## Your task
Retype the complete listing exactly as it appears.

## Records to use
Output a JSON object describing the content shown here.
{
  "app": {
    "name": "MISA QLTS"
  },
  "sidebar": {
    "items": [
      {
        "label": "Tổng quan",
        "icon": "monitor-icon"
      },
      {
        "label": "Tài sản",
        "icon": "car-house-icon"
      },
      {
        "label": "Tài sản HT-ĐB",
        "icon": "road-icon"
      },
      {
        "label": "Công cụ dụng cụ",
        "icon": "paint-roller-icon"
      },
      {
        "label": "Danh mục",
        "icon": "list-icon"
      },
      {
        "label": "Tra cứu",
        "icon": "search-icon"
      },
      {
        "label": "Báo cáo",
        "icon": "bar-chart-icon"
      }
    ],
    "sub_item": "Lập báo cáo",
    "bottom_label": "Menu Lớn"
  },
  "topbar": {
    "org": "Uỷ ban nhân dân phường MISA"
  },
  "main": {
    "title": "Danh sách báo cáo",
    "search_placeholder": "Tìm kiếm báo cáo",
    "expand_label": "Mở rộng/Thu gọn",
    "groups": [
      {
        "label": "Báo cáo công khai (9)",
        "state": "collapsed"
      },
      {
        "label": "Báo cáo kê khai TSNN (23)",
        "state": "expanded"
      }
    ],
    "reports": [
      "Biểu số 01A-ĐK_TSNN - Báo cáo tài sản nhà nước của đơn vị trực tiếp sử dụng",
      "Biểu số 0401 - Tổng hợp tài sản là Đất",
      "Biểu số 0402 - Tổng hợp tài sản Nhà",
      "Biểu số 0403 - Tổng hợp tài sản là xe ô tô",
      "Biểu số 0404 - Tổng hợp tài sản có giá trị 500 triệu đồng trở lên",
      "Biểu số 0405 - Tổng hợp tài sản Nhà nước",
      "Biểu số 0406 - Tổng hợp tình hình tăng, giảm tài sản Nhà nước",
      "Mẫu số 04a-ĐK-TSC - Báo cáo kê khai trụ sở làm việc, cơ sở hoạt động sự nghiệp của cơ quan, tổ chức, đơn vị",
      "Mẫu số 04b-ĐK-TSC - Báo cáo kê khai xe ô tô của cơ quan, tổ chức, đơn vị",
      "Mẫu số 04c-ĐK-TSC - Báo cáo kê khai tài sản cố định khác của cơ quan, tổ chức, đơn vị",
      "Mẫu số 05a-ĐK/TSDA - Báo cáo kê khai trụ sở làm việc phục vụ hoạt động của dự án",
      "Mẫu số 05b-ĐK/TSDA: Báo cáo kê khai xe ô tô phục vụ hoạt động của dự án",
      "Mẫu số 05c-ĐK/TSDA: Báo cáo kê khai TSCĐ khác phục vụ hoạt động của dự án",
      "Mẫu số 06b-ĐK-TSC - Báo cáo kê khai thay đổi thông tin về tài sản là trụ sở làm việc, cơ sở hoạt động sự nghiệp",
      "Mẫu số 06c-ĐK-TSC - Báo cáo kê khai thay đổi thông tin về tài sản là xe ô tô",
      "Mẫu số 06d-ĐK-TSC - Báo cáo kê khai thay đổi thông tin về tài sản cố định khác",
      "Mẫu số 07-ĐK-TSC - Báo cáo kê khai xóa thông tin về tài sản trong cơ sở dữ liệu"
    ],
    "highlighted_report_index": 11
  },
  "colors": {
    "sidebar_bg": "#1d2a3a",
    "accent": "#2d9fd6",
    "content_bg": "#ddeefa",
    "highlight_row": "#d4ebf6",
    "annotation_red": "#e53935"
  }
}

## Task response
Output a JSON object describing the content shown here.
{
  "app": {
    "name": "MISA QLTS"
  },
  "sidebar": {
    "items": [
      {
        "label": "Tổng quan",
        "icon": "monitor-icon"
      },
      {
        "label": "Tài sản",
        "icon": "car-house-icon"
      },
      {
        "label": "Tài sản HT-ĐB",
        "icon": "road-icon"
      },
      {
        "label": "Công cụ dụng cụ",
        "icon": "paint-roller-icon"
      },
      {
        "label": "Danh mục",
        "icon": "list-icon"
      },
      {
        "label": "Tra cứu",
        "icon": "search-icon"
      },
      {
        "label": "Báo cáo",
        "icon": "bar-chart-icon"
      }
    ],
    "sub_item": "Lập báo cáo",
    "bottom_label": "Menu Lớn"
  },
  "topbar": {
    "org": "Uỷ ban nhân dân phường MISA"
  },
  "main": {
    "title": "Danh sách báo cáo",
    "search_placeholder": "Tìm kiếm báo cáo",
    "expand_label": "Mở rộng/Thu gọn",
    "groups": [
      {
        "label": "Báo cáo công khai (9)",
        "state": "collapsed"
      },
      {
        "label": "Báo cáo kê khai TSNN (23)",
        "state": "expanded"
      }
    ],
    "reports": [
      "Biểu số 01A-ĐK_TSNN - Báo cáo tài sản nhà nước của đơn vị trực tiếp sử dụng",
      "Biểu số 0401 - Tổng hợp tài sản là Đất",
      "Biểu số 0402 - Tổng hợp tài sản Nhà",
      "Biểu số 0403 - Tổng hợp tài sản là xe ô tô",
      "Biểu số 0404 - Tổng hợp tài sản có giá trị 500 triệu đồng trở lên",
      "Biểu số 0405 - Tổng hợp tài sản Nhà nước",
      "Biểu số 0406 - Tổng hợp tình hình tăng, giảm tài sản Nhà nước",
      "Mẫu số 04a-ĐK-TSC - Báo cáo kê khai trụ sở làm việc, cơ sở hoạt động sự nghiệp của cơ quan, tổ chức, đơn vị",
      "Mẫu số 04b-ĐK-TSC - Báo cáo kê khai xe ô tô của cơ quan, tổ chức, đơn vị",
      "Mẫu số 04c-ĐK-TSC - Báo cáo kê khai tài sản cố định khác của cơ quan, tổ chức, đơn vị",
      "Mẫu số 05a-ĐK/TSDA - Báo cáo kê khai trụ sở làm việc phục vụ hoạt động của dự án",
      "Mẫu số 05b-ĐK/TSDA: Báo cáo kê khai xe ô tô phục vụ hoạt động của dự án",
      "Mẫu số 05c-ĐK/TSDA: Báo cáo kê khai TSCĐ khác phục vụ hoạt động của dự án",
      "Mẫu số 06b-ĐK-TSC - Báo cáo kê khai thay đổi thông tin về tài sản là trụ sở làm việc, cơ sở hoạt động sự nghiệp",
      "Mẫu số 06c-ĐK-TSC - Báo cáo kê khai thay đổi thông tin về tài sản là xe ô tô",
      "Mẫu số 06d-ĐK-TSC - Báo cáo kê khai thay đổi thông tin về tài sản cố định khác",
      "Mẫu số 07-ĐK-TSC - Báo cáo kê khai xóa thông tin về tài sản trong cơ sở dữ liệu"
    ],
    "highlighted_report_index": 11
  },
  "colors": {
    "sidebar_bg": "#1d2a3a",
    "accent": "#2d9fd6",
    "content_bg": "#ddeefa",
    "highlight_row": "#d4ebf6",
    "annotation_red": "#e53935"
  }
}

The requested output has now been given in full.